• **Task prompt**:
Copy out the lines that include the word "name".

• **Excerpted records**:
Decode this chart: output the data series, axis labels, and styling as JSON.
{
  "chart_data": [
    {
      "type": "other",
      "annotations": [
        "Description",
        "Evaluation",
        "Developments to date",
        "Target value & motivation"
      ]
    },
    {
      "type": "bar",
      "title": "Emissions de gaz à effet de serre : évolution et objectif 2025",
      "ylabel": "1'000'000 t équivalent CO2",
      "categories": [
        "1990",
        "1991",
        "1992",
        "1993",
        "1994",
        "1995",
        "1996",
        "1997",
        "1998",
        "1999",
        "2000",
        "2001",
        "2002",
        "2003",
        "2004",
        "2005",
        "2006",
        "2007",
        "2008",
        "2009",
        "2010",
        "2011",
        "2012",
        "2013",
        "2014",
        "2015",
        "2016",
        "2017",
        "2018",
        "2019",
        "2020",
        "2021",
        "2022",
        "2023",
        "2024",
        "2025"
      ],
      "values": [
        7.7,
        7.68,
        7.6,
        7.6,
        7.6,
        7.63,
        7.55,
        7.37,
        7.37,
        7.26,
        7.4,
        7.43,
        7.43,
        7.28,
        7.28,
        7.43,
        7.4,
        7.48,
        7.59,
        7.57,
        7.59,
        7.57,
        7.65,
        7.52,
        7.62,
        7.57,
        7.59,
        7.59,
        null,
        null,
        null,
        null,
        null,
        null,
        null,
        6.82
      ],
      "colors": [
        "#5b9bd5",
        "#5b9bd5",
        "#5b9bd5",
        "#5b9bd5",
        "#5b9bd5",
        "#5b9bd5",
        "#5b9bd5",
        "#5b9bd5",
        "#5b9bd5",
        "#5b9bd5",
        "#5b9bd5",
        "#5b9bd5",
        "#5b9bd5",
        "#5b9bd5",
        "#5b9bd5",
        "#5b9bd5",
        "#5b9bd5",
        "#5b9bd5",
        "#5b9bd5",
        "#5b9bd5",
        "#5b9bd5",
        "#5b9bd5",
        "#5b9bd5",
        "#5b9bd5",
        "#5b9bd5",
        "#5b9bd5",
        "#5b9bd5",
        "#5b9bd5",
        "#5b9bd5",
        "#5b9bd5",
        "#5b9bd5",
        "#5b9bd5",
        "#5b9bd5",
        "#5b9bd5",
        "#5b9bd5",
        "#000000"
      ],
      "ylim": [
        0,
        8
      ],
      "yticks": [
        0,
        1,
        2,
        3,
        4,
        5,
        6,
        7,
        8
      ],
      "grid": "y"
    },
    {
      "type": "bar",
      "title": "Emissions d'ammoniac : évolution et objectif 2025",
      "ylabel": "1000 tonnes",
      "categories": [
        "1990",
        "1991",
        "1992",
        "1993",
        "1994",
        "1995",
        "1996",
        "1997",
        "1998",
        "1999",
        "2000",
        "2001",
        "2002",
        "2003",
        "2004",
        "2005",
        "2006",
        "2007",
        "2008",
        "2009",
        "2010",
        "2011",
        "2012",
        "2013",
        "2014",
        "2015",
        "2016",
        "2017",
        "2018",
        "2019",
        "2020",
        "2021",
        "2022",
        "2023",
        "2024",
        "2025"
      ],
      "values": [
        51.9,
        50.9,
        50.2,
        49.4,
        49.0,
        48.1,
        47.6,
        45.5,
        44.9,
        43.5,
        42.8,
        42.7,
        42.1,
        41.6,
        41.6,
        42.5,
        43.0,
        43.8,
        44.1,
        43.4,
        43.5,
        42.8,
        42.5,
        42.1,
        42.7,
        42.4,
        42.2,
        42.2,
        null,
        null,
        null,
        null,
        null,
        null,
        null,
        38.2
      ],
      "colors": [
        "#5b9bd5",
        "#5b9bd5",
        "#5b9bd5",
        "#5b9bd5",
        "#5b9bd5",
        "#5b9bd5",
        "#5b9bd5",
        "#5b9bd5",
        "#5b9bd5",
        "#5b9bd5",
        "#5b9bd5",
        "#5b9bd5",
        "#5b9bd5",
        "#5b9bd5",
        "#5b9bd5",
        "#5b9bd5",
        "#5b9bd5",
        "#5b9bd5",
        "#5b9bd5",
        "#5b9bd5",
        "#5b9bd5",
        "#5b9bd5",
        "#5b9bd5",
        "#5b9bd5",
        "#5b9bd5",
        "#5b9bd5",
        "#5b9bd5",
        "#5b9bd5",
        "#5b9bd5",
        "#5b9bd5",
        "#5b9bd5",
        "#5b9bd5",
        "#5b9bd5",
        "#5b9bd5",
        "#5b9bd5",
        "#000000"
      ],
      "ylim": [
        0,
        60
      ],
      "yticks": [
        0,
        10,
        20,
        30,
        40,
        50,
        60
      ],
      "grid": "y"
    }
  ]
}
==
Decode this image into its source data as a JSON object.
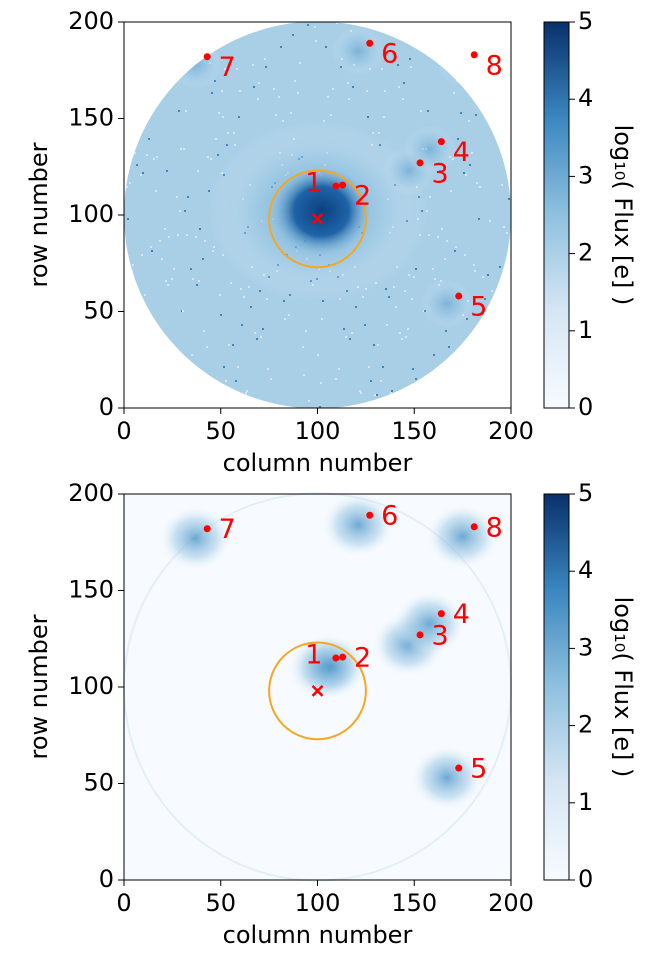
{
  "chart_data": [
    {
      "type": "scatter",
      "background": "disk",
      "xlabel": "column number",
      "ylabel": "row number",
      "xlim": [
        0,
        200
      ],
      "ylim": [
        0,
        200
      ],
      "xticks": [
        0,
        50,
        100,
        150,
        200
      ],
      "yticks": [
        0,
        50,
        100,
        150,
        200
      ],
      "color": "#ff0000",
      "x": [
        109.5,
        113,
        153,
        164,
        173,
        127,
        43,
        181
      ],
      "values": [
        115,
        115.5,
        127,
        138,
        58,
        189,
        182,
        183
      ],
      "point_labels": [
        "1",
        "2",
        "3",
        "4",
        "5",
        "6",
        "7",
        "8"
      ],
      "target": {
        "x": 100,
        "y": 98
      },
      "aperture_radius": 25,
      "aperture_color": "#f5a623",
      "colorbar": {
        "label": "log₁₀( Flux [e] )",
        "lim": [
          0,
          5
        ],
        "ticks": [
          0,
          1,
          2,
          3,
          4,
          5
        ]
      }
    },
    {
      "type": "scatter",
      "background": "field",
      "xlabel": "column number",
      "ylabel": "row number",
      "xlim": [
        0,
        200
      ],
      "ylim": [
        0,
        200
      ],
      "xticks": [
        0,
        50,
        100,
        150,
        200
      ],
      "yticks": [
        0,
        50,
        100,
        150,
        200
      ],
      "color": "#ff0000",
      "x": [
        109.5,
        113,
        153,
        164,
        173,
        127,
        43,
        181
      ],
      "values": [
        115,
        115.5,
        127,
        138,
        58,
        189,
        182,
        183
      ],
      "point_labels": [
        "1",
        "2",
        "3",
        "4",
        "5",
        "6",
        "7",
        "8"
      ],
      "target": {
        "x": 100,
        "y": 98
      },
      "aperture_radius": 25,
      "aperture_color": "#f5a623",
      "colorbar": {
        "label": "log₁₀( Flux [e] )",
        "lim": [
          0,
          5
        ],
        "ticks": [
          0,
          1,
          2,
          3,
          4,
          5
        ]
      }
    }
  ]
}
---
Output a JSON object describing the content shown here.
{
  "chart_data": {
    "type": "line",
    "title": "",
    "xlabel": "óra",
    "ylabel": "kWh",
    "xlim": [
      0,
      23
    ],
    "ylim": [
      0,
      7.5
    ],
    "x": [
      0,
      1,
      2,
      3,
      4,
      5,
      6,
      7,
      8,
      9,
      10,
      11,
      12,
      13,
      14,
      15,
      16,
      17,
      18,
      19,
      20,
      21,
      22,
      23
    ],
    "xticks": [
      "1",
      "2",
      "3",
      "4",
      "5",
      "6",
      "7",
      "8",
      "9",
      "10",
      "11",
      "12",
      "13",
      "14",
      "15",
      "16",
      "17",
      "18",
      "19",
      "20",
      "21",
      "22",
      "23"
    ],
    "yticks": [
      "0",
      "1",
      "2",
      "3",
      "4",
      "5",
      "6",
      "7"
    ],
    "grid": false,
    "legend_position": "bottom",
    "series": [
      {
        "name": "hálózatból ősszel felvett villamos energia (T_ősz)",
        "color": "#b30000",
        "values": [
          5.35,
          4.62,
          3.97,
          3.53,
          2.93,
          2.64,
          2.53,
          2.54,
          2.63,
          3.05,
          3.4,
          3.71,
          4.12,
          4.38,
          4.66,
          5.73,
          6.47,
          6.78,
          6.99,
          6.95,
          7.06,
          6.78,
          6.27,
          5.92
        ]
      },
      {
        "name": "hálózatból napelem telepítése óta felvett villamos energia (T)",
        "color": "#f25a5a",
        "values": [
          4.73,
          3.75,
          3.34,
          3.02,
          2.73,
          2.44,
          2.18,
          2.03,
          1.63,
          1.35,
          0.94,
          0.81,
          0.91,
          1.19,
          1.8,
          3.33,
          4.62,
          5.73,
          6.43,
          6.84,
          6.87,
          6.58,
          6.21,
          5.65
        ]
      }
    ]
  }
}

• **Answer to this exercise**:
        "name": "hálózatból ősszel felvett villamos energia (T_ősz)",
        "name": "hálózatból napelem telepítése óta felvett villamos energia (T)",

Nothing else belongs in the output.